Exercise task 1 ::
Answer these questions about the article on Michael Gove and the basic need budget:
(a) Who wrote the article?
(b) According to the coalition insider, how many new school places would the £400m fund?
(c) Which Lib Dem schools minister opposed the move, according to the leak to the Guardian?

Source text ::
The ‘ideologically obsessed zealot’ who ‘secretly’ raided £400m meant for school places: Gove owes us answers

Labour has failed to sufficiently press Michael Gove over his raid of the basic need budget.

Labour has failed to sufficiently press Michael Gove over his raid of the basic need budget, writes Annie Powell

“Is that it?!” shouted coalition MPs at Tristram Hunt on Monday when he finished his rather short urgent question about Michael Gove’s appropriation of £400m from the basic need budget to prop up his flagging free school programme.

Now there’s nothing to say that an urgent question in the Commons should be long. But on the issue of Gove’s plundering of funds meant for additional school places when there is a national school places crisis, there are far more questions than simply “Did it happen?” And, if we can infer anything from their jeering, it would seem that Gove’s own colleagues think so too.

Gove studiously ignored Hunt’s request to confirm the ‘reallocation’ of £400m from the basic needs programme, and had the following to say when asked to give a clear answer:

“Andy Sawford (Lab): Will the Secretary of State confirm that he reallocated £400 million from the targeted basic need programme to fill a black hole in the free schools programme? It is a simple question. He did not answer my hon. Friend the Member for Stoke-on-Trent Central (Tristram Hunt). Yes or no?

Michael Gove: We are actually spending more on basic need and on free schools as a result of the wise decisions that we have taken….”

So that will be a yes then, although we could already be pretty certain it was true because Lib Dems had confirmed the veracity of a leak to the Guardian in which a “senior government source” told the newspaper that Gove “had secretly taken the money from the Basic Need fund for local authorities last December, in the face of stiff opposition from the Lib Dem schools minister David Laws”.

This source “from the heart of government” said that Gove was an ideologically obsessed zealot who had “essentially no spending restrictions at all” on free schools:

“The free schools budget is out of control and the secretary of state would rather sink another £800m into the black hole, rather than rein in spending…Everybody knows there’s real pressure on school places at the moment and the secretary of state knows better than most. It is nothing short of lunacy to slash the amount of money available for new school places to lavish on free schools.” 

According to this coalition insider, the £400m would fund 30,000 new school places. Free schools, by contrast, are often being established in areas that do not need extra places.

Supplied material ::

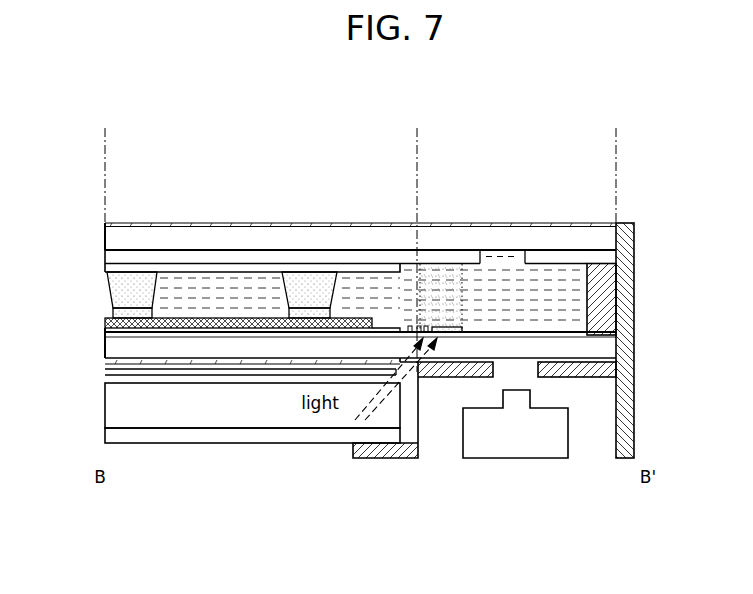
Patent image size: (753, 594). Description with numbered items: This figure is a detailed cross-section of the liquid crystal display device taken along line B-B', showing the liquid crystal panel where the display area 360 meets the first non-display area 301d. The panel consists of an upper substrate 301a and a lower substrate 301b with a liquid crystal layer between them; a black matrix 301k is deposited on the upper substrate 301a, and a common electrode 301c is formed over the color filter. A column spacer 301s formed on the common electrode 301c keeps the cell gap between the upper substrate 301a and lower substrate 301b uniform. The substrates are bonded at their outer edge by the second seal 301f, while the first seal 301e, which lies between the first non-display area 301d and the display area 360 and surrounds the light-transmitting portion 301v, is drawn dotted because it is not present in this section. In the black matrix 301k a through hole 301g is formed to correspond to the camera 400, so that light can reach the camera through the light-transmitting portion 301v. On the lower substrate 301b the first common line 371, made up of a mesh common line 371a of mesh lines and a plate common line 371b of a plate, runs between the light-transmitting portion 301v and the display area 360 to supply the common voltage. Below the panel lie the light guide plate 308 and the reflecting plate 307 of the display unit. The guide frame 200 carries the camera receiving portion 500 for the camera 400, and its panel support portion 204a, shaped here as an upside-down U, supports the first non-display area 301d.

The display area 360 is at (417, 138).
The first non-display area 301d is at (417, 138).
The upper substrate 301a is at (205, 249).
The black matrix 301k is at (258, 262).
The common electrode 301c is at (315, 269).
The first seal 301e is at (445, 295).
The through hole 301g is at (503, 260).
The column spacer 301s is at (125, 288).
The lower substrate 301b is at (122, 348).
The light-transmitting portion 301v is at (600, 353).
The light guide plate 308 is at (121, 413).
The reflecting plate 307 is at (120, 436).
The guide frame 200 is at (636, 250).
The second seal 301f is at (603, 307).
The panel support portion 204a is at (580, 382).
The first common line 371 is at (404, 439).
The mesh common line 371a is at (407, 331).
The plate common line 371b is at (456, 341).
The camera 400 is at (495, 442).
The camera receiving portion 500 is at (588, 442).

Exercise task 2 :: Please copy the listing from its start through the line containing "The second seal 301f is at (603, 307).", including both ends and leaving out the pictures.

Task output 1 ::
(a) Annie Powell
(b) 30,000
(c) David Laws

Task output 2 ::
Patent image size: (753, 594). Description with numbered items: This figure is a detailed cross-section of the liquid crystal display device taken along line B-B', showing the liquid crystal panel where the display area 360 meets the first non-display area 301d. The panel consists of an upper substrate 301a and a lower substrate 301b with a liquid crystal layer between them; a black matrix 301k is deposited on the upper substrate 301a, and a common electrode 301c is formed over the color filter. A column spacer 301s formed on the common electrode 301c keeps the cell gap between the upper substrate 301a and lower substrate 301b uniform. The substrates are bonded at their outer edge by the second seal 301f, while the first seal 301e, which lies between the first non-display area 301d and the display area 360 and surrounds the light-transmitting portion 301v, is drawn dotted because it is not present in this section. In the black matrix 301k a through hole 301g is formed to correspond to the camera 400, so that light can reach the camera through the light-transmitting portion 301v. On the lower substrate 301b the first common line 371, made up of a mesh common line 371a of mesh lines and a plate common line 371b of a plate, runs between the light-transmitting portion 301v and the display area 360 to supply the common voltage. Below the panel lie the light guide plate 308 and the reflecting plate 307 of the display unit. The guide frame 200 carries the camera receiving portion 500 for the camera 400, and its panel support portion 204a, shaped here as an upside-down U, supports the first non-display area 301d.

The display area 360 is at (417, 138).
The first non-display area 301d is at (417, 138).
The upper substrate 301a is at (205, 249).
The black matrix 301k is at (258, 262).
The common electrode 301c is at (315, 269).
The first seal 301e is at (445, 295).
The through hole 301g is at (503, 260).
The column spacer 301s is at (125, 288).
The lower substrate 301b is at (122, 348).
The light-transmitting portion 301v is at (600, 353).
The light guide plate 308 is at (121, 413).
The reflecting plate 307 is at (120, 436).
The guide frame 200 is at (636, 250).
The second seal 301f is at (603, 307).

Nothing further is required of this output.